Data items
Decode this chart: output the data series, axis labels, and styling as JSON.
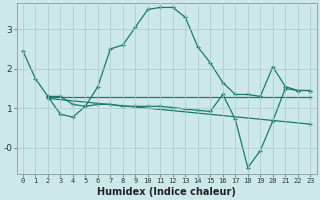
{
  "title": "",
  "xlabel": "Humidex (Indice chaleur)",
  "bg_color": "#cce8e8",
  "line_color": "#1a7a6e",
  "grid_color": "#b0d4d4",
  "xlim": [
    -0.5,
    23.5
  ],
  "ylim": [
    -0.65,
    3.65
  ],
  "yticks": [
    0,
    1,
    2,
    3
  ],
  "ytick_labels": [
    "-0",
    "1",
    "2",
    "3"
  ],
  "xticks": [
    0,
    1,
    2,
    3,
    4,
    5,
    6,
    7,
    8,
    9,
    10,
    11,
    12,
    13,
    14,
    15,
    16,
    17,
    18,
    19,
    20,
    21,
    22,
    23
  ],
  "lines": [
    {
      "x": [
        0,
        1,
        2,
        3,
        4,
        5,
        6,
        7,
        8,
        9,
        10,
        11,
        12,
        13,
        14,
        15,
        16,
        17,
        18,
        19,
        20,
        21,
        22,
        23
      ],
      "y": [
        2.45,
        1.75,
        1.3,
        1.3,
        1.1,
        1.05,
        1.55,
        2.5,
        2.6,
        3.05,
        3.5,
        3.55,
        3.55,
        3.3,
        2.55,
        2.15,
        1.65,
        1.35,
        1.35,
        1.3,
        2.05,
        1.55,
        1.45,
        1.45
      ]
    },
    {
      "x": [
        2,
        3,
        4,
        5,
        6,
        7,
        8,
        9,
        10,
        11,
        12,
        13,
        14,
        15,
        16,
        17,
        18,
        19,
        20,
        21,
        22,
        23
      ],
      "y": [
        1.3,
        0.85,
        0.78,
        1.05,
        1.1,
        1.1,
        1.05,
        1.05,
        1.05,
        1.05,
        1.02,
        0.98,
        0.95,
        0.92,
        1.35,
        0.72,
        -0.5,
        -0.07,
        0.68,
        1.5,
        1.45,
        1.45
      ]
    },
    {
      "x": [
        2,
        23
      ],
      "y": [
        1.28,
        1.28
      ]
    },
    {
      "x": [
        2,
        23
      ],
      "y": [
        1.25,
        0.6
      ]
    }
  ]
}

◆ **AIM OF THE EXERCISE**: Print the complete listing exactly as it stands, without its pictures.

◆ **ANSWER FOR THIS EXERCISE**:
Decode this chart: output the data series, axis labels, and styling as JSON.
{
  "title": "",
  "xlabel": "Humidex (Indice chaleur)",
  "bg_color": "#cce8e8",
  "line_color": "#1a7a6e",
  "grid_color": "#b0d4d4",
  "xlim": [
    -0.5,
    23.5
  ],
  "ylim": [
    -0.65,
    3.65
  ],
  "yticks": [
    0,
    1,
    2,
    3
  ],
  "ytick_labels": [
    "-0",
    "1",
    "2",
    "3"
  ],
  "xticks": [
    0,
    1,
    2,
    3,
    4,
    5,
    6,
    7,
    8,
    9,
    10,
    11,
    12,
    13,
    14,
    15,
    16,
    17,
    18,
    19,
    20,
    21,
    22,
    23
  ],
  "lines": [
    {
      "x": [
        0,
        1,
        2,
        3,
        4,
        5,
        6,
        7,
        8,
        9,
        10,
        11,
        12,
        13,
        14,
        15,
        16,
        17,
        18,
        19,
        20,
        21,
        22,
        23
      ],
      "y": [
        2.45,
        1.75,
        1.3,
        1.3,
        1.1,
        1.05,
        1.55,
        2.5,
        2.6,
        3.05,
        3.5,
        3.55,
        3.55,
        3.3,
        2.55,
        2.15,
        1.65,
        1.35,
        1.35,
        1.3,
        2.05,
        1.55,
        1.45,
        1.45
      ]
    },
    {
      "x": [
        2,
        3,
        4,
        5,
        6,
        7,
        8,
        9,
        10,
        11,
        12,
        13,
        14,
        15,
        16,
        17,
        18,
        19,
        20,
        21,
        22,
        23
      ],
      "y": [
        1.3,
        0.85,
        0.78,
        1.05,
        1.1,
        1.1,
        1.05,
        1.05,
        1.05,
        1.05,
        1.02,
        0.98,
        0.95,
        0.92,
        1.35,
        0.72,
        -0.5,
        -0.07,
        0.68,
        1.5,
        1.45,
        1.45
      ]
    },
    {
      "x": [
        2,
        23
      ],
      "y": [
        1.28,
        1.28
      ]
    },
    {
      "x": [
        2,
        23
      ],
      "y": [
        1.25,
        0.6
      ]
    }
  ]
}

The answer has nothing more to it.